> What you will do
Could you repeat exactly the lines below, from the line containing "Transcribe this image's" through the last one, both included, while leaving out any pictures?
* Begin Material for this task *
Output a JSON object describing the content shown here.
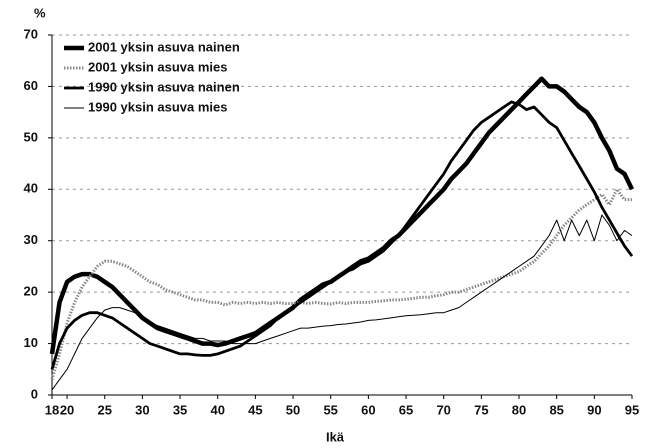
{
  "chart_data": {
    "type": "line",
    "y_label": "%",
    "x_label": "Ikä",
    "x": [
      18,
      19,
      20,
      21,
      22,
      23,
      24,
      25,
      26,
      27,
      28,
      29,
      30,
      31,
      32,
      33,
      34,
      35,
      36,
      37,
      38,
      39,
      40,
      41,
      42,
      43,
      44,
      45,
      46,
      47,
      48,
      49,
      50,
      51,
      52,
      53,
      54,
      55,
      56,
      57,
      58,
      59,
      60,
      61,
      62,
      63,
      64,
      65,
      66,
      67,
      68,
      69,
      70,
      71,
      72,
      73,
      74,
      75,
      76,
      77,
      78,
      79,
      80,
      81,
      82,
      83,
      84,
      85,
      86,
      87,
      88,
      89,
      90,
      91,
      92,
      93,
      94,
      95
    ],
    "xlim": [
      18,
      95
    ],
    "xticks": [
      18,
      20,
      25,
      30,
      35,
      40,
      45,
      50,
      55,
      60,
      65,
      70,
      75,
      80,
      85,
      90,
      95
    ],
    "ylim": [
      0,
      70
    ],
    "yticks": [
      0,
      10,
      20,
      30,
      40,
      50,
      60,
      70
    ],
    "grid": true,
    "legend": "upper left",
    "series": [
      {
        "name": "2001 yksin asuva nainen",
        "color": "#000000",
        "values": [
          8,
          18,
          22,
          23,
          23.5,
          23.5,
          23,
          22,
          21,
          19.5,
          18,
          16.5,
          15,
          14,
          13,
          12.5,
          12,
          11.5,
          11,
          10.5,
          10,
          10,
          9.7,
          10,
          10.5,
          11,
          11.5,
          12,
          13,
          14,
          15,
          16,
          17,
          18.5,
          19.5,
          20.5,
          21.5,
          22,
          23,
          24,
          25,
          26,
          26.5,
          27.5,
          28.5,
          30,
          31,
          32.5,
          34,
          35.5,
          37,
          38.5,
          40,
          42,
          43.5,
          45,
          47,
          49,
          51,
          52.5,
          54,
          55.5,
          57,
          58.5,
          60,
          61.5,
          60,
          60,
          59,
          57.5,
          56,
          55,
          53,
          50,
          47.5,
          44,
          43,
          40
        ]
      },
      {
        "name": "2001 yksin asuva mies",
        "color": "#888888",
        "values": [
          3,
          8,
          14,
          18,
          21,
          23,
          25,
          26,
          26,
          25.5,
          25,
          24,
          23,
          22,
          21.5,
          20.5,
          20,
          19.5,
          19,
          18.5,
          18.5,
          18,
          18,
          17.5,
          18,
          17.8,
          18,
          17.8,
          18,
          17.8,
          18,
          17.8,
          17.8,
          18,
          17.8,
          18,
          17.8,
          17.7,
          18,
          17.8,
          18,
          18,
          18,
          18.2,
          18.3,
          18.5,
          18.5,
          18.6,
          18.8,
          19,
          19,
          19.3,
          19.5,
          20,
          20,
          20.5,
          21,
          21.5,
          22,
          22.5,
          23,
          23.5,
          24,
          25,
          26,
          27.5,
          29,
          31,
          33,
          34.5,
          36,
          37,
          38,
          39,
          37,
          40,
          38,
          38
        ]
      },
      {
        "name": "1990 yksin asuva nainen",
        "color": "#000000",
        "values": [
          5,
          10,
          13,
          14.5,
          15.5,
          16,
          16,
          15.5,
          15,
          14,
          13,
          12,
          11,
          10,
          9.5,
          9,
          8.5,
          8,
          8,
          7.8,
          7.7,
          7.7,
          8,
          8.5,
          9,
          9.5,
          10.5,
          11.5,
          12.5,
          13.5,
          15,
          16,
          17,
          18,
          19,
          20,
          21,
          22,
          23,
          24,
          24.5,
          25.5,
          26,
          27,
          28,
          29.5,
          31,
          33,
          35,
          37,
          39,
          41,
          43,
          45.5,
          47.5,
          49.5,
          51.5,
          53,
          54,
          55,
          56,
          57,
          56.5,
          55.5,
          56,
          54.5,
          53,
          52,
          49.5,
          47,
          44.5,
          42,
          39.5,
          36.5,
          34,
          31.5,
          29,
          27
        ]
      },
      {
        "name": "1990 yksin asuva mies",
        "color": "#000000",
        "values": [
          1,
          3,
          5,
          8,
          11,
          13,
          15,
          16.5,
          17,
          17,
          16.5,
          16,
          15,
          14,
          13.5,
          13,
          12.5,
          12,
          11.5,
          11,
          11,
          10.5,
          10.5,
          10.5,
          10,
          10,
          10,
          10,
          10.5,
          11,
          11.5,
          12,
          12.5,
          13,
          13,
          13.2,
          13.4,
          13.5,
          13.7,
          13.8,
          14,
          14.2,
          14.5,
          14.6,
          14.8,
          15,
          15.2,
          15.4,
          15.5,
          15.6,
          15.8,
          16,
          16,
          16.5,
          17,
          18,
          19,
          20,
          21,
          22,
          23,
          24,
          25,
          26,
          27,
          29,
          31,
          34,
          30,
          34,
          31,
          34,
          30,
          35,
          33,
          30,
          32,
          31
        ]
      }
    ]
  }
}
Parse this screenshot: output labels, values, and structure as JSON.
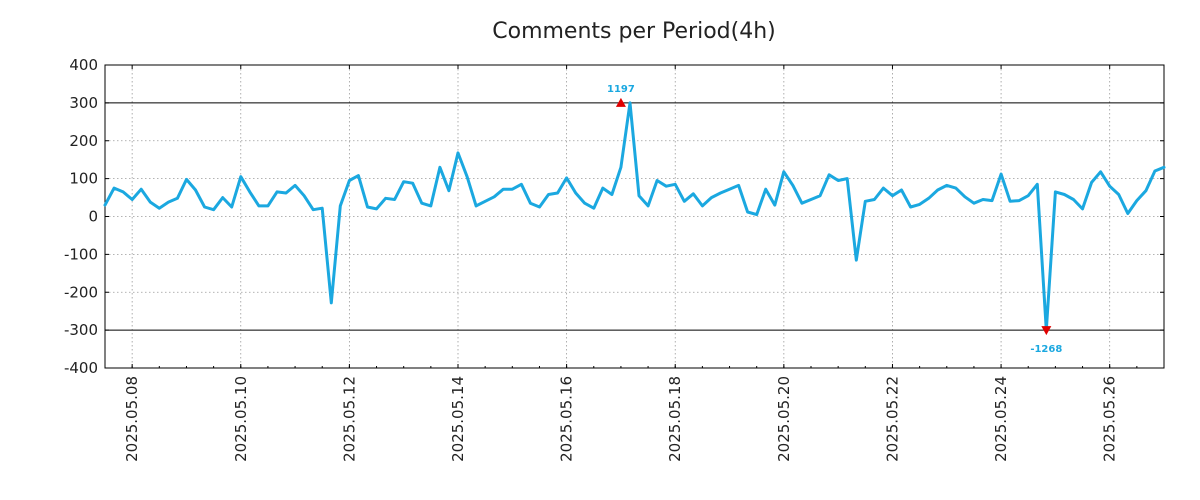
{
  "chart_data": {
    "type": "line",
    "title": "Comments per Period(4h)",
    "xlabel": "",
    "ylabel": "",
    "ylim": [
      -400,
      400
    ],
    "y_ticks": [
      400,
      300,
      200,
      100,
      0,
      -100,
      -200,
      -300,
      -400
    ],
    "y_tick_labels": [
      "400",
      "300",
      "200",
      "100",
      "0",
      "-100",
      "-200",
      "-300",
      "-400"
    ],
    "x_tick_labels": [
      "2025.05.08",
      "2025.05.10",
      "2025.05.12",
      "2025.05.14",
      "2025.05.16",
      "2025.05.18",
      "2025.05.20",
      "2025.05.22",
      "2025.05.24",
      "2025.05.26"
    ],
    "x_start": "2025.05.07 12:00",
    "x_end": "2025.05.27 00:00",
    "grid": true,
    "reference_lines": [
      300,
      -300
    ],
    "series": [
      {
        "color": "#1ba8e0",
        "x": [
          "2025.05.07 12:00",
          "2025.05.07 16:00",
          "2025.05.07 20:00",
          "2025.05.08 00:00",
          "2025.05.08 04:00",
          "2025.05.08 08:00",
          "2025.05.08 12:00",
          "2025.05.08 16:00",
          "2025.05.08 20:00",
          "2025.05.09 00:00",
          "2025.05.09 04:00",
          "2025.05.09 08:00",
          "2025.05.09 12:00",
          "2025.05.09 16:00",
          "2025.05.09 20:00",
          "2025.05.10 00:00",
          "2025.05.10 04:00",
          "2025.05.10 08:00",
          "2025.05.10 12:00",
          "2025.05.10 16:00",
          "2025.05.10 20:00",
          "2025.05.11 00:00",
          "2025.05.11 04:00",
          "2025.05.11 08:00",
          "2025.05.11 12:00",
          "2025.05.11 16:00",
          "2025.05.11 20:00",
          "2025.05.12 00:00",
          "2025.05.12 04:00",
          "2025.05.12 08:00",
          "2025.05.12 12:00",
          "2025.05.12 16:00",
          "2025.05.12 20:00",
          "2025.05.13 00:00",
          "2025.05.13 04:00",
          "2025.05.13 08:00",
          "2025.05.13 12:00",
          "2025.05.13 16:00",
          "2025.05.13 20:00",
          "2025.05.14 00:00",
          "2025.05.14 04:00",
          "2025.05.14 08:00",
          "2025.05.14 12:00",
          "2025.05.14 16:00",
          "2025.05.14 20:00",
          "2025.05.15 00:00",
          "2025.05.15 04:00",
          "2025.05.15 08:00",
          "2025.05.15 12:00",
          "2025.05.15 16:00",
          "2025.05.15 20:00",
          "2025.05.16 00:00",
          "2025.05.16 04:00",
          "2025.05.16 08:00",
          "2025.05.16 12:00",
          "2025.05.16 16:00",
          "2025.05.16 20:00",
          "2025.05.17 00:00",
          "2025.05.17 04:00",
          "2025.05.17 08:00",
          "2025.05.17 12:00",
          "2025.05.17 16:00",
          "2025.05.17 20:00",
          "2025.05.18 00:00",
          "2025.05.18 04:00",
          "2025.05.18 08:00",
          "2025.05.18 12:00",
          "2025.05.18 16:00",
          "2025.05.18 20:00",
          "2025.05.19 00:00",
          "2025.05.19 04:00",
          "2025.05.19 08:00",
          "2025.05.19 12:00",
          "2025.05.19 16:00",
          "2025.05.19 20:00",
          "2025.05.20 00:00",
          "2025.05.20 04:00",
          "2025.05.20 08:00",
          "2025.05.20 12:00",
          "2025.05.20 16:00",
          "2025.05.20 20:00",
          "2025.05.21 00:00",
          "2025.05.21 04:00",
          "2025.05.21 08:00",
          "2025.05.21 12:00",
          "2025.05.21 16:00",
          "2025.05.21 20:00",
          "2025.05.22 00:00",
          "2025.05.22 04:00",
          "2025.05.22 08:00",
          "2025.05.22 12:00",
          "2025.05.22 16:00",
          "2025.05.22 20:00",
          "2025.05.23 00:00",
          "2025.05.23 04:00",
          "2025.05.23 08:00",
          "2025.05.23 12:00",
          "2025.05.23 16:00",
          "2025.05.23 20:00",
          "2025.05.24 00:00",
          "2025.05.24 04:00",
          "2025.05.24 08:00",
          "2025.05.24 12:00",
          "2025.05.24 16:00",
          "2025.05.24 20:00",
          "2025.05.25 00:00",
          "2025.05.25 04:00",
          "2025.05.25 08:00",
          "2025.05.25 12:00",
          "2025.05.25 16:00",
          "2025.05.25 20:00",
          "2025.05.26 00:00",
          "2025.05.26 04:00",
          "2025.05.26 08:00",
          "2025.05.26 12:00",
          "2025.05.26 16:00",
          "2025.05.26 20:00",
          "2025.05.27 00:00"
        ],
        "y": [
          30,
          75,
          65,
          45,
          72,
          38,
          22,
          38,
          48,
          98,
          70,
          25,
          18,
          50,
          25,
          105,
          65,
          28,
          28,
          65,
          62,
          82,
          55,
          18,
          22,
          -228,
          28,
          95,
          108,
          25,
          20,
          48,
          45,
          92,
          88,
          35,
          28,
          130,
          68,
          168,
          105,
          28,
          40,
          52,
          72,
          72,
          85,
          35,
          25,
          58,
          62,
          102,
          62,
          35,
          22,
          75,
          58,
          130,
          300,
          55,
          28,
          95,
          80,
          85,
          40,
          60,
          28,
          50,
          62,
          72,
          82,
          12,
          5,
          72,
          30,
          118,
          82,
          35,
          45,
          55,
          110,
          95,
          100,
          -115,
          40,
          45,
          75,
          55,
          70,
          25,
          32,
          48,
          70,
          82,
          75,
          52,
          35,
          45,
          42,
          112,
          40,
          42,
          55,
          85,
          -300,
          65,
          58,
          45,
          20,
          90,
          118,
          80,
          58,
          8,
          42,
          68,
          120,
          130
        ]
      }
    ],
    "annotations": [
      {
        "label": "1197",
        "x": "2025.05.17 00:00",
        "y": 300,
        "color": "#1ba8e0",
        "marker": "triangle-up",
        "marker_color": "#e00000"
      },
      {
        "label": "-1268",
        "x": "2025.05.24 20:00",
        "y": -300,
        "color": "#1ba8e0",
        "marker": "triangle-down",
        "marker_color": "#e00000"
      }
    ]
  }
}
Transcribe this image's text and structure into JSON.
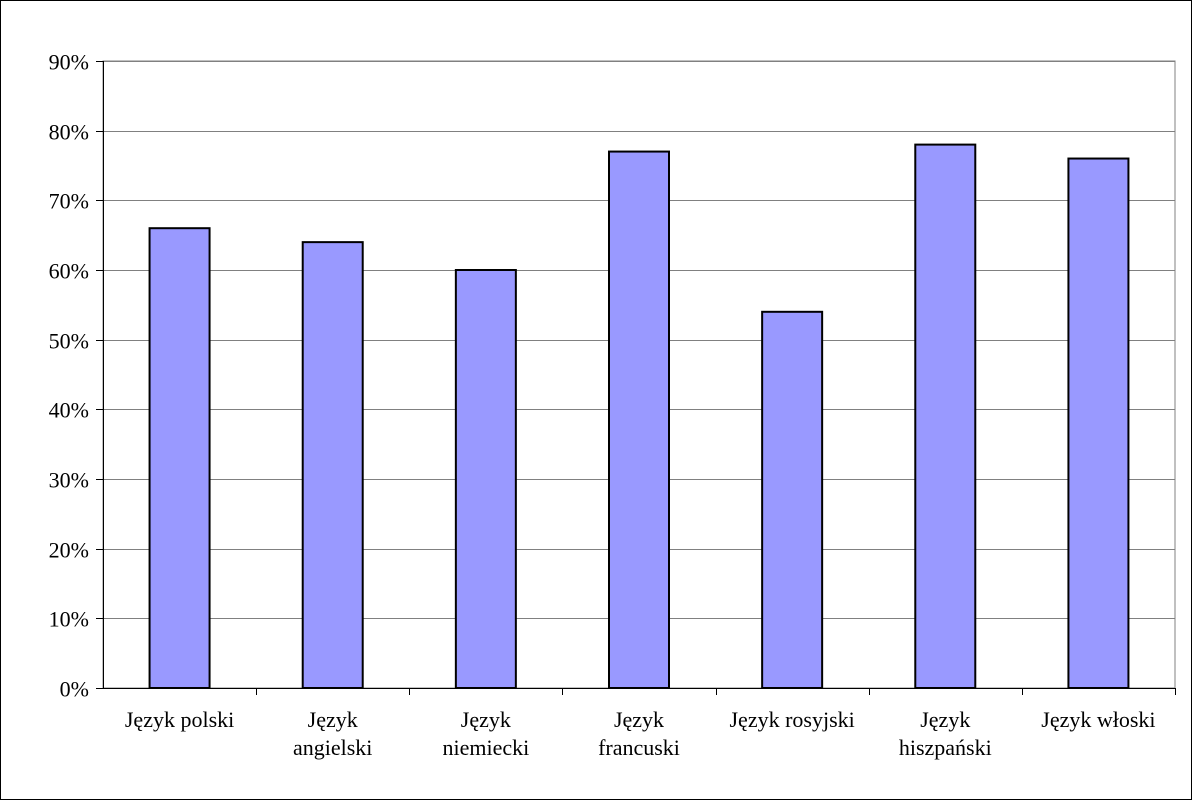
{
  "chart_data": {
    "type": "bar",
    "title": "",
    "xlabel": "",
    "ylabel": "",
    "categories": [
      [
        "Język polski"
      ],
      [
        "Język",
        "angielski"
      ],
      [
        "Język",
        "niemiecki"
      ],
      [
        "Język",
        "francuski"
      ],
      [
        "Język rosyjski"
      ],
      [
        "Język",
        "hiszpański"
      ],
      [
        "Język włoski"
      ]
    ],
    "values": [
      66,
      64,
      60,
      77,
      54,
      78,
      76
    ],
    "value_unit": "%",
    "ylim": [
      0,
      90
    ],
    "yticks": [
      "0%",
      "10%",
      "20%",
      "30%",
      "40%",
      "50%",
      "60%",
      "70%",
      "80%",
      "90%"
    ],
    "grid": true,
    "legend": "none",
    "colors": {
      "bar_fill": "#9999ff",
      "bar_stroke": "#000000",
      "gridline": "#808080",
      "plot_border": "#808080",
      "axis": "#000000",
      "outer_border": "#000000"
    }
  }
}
* End Material for this task *
> Complete output
Transcribe this image's text and structure into JSON.
{
  "chart_data": {
    "type": "bar",
    "title": "",
    "xlabel": "",
    "ylabel": "",
    "categories": [
      [
        "Język polski"
      ],
      [
        "Język",
        "angielski"
      ],
      [
        "Język",
        "niemiecki"
      ],
      [
        "Język",
        "francuski"
      ],
      [
        "Język rosyjski"
      ],
      [
        "Język",
        "hiszpański"
      ],
      [
        "Język włoski"
      ]
    ],
    "values": [
      66,
      64,
      60,
      77,
      54,
      78,
      76
    ],
    "value_unit": "%",
    "ylim": [
      0,
      90
    ],
    "yticks": [
      "0%",
      "10%",
      "20%",
      "30%",
      "40%",
      "50%",
      "60%",
      "70%",
      "80%",
      "90%"
    ],
    "grid": true,
    "legend": "none",
    "colors": {
      "bar_fill": "#9999ff",
      "bar_stroke": "#000000",
      "gridline": "#808080",
      "plot_border": "#808080",
      "axis": "#000000",
      "outer_border": "#000000"
    }
  }
}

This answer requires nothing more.